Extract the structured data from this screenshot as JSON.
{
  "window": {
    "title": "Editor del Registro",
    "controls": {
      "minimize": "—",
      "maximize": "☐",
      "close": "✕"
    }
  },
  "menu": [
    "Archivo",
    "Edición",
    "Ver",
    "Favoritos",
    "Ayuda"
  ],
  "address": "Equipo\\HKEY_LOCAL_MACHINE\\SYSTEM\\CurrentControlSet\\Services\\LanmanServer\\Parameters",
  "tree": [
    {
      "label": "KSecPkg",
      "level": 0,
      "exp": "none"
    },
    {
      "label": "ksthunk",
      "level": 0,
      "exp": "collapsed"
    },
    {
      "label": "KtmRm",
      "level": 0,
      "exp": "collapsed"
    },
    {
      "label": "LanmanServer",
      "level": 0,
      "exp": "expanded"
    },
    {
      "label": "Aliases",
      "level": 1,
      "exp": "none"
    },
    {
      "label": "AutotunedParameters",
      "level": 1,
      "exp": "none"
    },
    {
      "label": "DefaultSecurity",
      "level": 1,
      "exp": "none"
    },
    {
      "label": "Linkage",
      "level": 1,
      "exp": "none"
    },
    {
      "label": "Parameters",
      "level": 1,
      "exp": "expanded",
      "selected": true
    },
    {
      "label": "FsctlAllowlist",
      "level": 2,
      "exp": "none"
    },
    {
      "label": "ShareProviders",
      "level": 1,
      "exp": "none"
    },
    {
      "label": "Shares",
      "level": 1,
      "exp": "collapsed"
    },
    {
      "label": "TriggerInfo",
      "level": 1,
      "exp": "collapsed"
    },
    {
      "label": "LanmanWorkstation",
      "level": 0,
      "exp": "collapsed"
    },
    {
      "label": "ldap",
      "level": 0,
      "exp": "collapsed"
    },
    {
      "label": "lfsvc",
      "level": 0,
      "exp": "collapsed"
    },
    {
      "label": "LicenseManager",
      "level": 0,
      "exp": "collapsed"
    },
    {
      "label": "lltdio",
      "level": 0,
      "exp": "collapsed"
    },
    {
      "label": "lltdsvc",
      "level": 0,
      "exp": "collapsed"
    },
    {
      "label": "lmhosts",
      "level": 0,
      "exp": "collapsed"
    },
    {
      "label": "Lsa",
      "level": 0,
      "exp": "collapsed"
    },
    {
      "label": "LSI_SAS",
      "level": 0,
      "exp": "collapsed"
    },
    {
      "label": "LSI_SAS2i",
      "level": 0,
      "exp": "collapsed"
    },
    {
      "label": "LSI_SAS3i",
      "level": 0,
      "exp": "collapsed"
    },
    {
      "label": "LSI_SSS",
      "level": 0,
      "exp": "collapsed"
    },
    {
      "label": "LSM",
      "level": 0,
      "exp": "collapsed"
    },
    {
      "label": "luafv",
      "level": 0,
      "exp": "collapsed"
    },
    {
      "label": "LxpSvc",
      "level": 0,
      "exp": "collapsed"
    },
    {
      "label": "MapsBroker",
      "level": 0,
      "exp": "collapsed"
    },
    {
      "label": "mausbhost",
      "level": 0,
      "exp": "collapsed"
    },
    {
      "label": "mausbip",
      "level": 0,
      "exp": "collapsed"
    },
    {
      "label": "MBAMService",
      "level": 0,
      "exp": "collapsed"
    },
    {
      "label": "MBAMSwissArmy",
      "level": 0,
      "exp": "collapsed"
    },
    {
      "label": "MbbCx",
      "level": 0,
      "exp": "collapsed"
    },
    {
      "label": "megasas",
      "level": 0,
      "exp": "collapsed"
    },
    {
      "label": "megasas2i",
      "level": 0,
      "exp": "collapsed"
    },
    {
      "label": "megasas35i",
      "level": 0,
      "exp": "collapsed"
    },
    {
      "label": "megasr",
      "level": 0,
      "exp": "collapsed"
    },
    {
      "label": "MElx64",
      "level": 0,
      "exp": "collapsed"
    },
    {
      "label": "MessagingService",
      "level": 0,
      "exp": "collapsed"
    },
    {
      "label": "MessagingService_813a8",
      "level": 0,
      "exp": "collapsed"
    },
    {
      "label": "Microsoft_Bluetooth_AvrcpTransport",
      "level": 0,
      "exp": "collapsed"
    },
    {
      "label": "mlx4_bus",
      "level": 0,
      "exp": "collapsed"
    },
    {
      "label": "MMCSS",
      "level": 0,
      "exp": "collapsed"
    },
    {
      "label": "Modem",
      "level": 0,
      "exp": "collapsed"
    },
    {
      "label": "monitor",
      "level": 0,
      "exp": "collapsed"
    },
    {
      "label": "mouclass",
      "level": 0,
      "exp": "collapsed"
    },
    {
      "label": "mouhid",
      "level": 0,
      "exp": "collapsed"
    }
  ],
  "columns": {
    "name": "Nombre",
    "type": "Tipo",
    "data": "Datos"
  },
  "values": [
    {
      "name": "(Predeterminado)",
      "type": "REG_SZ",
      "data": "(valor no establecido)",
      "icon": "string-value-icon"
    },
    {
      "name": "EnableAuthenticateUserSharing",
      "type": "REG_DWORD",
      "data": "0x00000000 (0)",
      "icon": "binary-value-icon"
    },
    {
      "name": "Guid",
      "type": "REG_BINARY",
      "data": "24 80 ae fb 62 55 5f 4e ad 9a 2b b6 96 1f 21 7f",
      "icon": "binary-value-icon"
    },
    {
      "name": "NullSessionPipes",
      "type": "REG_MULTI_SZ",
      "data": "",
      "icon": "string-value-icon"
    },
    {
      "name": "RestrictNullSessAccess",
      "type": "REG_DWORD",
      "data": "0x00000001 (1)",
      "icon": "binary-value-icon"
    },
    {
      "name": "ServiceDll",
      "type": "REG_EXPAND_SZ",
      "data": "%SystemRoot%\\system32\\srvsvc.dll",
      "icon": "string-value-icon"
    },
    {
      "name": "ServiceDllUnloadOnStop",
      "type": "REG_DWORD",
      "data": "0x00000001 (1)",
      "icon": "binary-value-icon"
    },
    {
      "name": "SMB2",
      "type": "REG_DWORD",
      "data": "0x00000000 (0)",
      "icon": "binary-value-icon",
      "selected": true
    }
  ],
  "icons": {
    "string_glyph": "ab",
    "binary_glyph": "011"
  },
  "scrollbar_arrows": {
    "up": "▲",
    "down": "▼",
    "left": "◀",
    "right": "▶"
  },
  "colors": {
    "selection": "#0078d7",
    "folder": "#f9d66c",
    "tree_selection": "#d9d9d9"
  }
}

- What you have to do
Each line above must be reproduced exactly as it stands.

- Result of the task
Extract the structured data from this screenshot as JSON.
{
  "window": {
    "title": "Editor del Registro",
    "controls": {
      "minimize": "—",
      "maximize": "☐",
      "close": "✕"
    }
  },
  "menu": [
    "Archivo",
    "Edición",
    "Ver",
    "Favoritos",
    "Ayuda"
  ],
  "address": "Equipo\\HKEY_LOCAL_MACHINE\\SYSTEM\\CurrentControlSet\\Services\\LanmanServer\\Parameters",
  "tree": [
    {
      "label": "KSecPkg",
      "level": 0,
      "exp": "none"
    },
    {
      "label": "ksthunk",
      "level": 0,
      "exp": "collapsed"
    },
    {
      "label": "KtmRm",
      "level": 0,
      "exp": "collapsed"
    },
    {
      "label": "LanmanServer",
      "level": 0,
      "exp": "expanded"
    },
    {
      "label": "Aliases",
      "level": 1,
      "exp": "none"
    },
    {
      "label": "AutotunedParameters",
      "level": 1,
      "exp": "none"
    },
    {
      "label": "DefaultSecurity",
      "level": 1,
      "exp": "none"
    },
    {
      "label": "Linkage",
      "level": 1,
      "exp": "none"
    },
    {
      "label": "Parameters",
      "level": 1,
      "exp": "expanded",
      "selected": true
    },
    {
      "label": "FsctlAllowlist",
      "level": 2,
      "exp": "none"
    },
    {
      "label": "ShareProviders",
      "level": 1,
      "exp": "none"
    },
    {
      "label": "Shares",
      "level": 1,
      "exp": "collapsed"
    },
    {
      "label": "TriggerInfo",
      "level": 1,
      "exp": "collapsed"
    },
    {
      "label": "LanmanWorkstation",
      "level": 0,
      "exp": "collapsed"
    },
    {
      "label": "ldap",
      "level": 0,
      "exp": "collapsed"
    },
    {
      "label": "lfsvc",
      "level": 0,
      "exp": "collapsed"
    },
    {
      "label": "LicenseManager",
      "level": 0,
      "exp": "collapsed"
    },
    {
      "label": "lltdio",
      "level": 0,
      "exp": "collapsed"
    },
    {
      "label": "lltdsvc",
      "level": 0,
      "exp": "collapsed"
    },
    {
      "label": "lmhosts",
      "level": 0,
      "exp": "collapsed"
    },
    {
      "label": "Lsa",
      "level": 0,
      "exp": "collapsed"
    },
    {
      "label": "LSI_SAS",
      "level": 0,
      "exp": "collapsed"
    },
    {
      "label": "LSI_SAS2i",
      "level": 0,
      "exp": "collapsed"
    },
    {
      "label": "LSI_SAS3i",
      "level": 0,
      "exp": "collapsed"
    },
    {
      "label": "LSI_SSS",
      "level": 0,
      "exp": "collapsed"
    },
    {
      "label": "LSM",
      "level": 0,
      "exp": "collapsed"
    },
    {
      "label": "luafv",
      "level": 0,
      "exp": "collapsed"
    },
    {
      "label": "LxpSvc",
      "level": 0,
      "exp": "collapsed"
    },
    {
      "label": "MapsBroker",
      "level": 0,
      "exp": "collapsed"
    },
    {
      "label": "mausbhost",
      "level": 0,
      "exp": "collapsed"
    },
    {
      "label": "mausbip",
      "level": 0,
      "exp": "collapsed"
    },
    {
      "label": "MBAMService",
      "level": 0,
      "exp": "collapsed"
    },
    {
      "label": "MBAMSwissArmy",
      "level": 0,
      "exp": "collapsed"
    },
    {
      "label": "MbbCx",
      "level": 0,
      "exp": "collapsed"
    },
    {
      "label": "megasas",
      "level": 0,
      "exp": "collapsed"
    },
    {
      "label": "megasas2i",
      "level": 0,
      "exp": "collapsed"
    },
    {
      "label": "megasas35i",
      "level": 0,
      "exp": "collapsed"
    },
    {
      "label": "megasr",
      "level": 0,
      "exp": "collapsed"
    },
    {
      "label": "MElx64",
      "level": 0,
      "exp": "collapsed"
    },
    {
      "label": "MessagingService",
      "level": 0,
      "exp": "collapsed"
    },
    {
      "label": "MessagingService_813a8",
      "level": 0,
      "exp": "collapsed"
    },
    {
      "label": "Microsoft_Bluetooth_AvrcpTransport",
      "level": 0,
      "exp": "collapsed"
    },
    {
      "label": "mlx4_bus",
      "level": 0,
      "exp": "collapsed"
    },
    {
      "label": "MMCSS",
      "level": 0,
      "exp": "collapsed"
    },
    {
      "label": "Modem",
      "level": 0,
      "exp": "collapsed"
    },
    {
      "label": "monitor",
      "level": 0,
      "exp": "collapsed"
    },
    {
      "label": "mouclass",
      "level": 0,
      "exp": "collapsed"
    },
    {
      "label": "mouhid",
      "level": 0,
      "exp": "collapsed"
    }
  ],
  "columns": {
    "name": "Nombre",
    "type": "Tipo",
    "data": "Datos"
  },
  "values": [
    {
      "name": "(Predeterminado)",
      "type": "REG_SZ",
      "data": "(valor no establecido)",
      "icon": "string-value-icon"
    },
    {
      "name": "EnableAuthenticateUserSharing",
      "type": "REG_DWORD",
      "data": "0x00000000 (0)",
      "icon": "binary-value-icon"
    },
    {
      "name": "Guid",
      "type": "REG_BINARY",
      "data": "24 80 ae fb 62 55 5f 4e ad 9a 2b b6 96 1f 21 7f",
      "icon": "binary-value-icon"
    },
    {
      "name": "NullSessionPipes",
      "type": "REG_MULTI_SZ",
      "data": "",
      "icon": "string-value-icon"
    },
    {
      "name": "RestrictNullSessAccess",
      "type": "REG_DWORD",
      "data": "0x00000001 (1)",
      "icon": "binary-value-icon"
    },
    {
      "name": "ServiceDll",
      "type": "REG_EXPAND_SZ",
      "data": "%SystemRoot%\\system32\\srvsvc.dll",
      "icon": "string-value-icon"
    },
    {
      "name": "ServiceDllUnloadOnStop",
      "type": "REG_DWORD",
      "data": "0x00000001 (1)",
      "icon": "binary-value-icon"
    },
    {
      "name": "SMB2",
      "type": "REG_DWORD",
      "data": "0x00000000 (0)",
      "icon": "binary-value-icon",
      "selected": true
    }
  ],
  "icons": {
    "string_glyph": "ab",
    "binary_glyph": "011"
  },
  "scrollbar_arrows": {
    "up": "▲",
    "down": "▼",
    "left": "◀",
    "right": "▶"
  },
  "colors": {
    "selection": "#0078d7",
    "folder": "#f9d66c",
    "tree_selection": "#d9d9d9"
  }
}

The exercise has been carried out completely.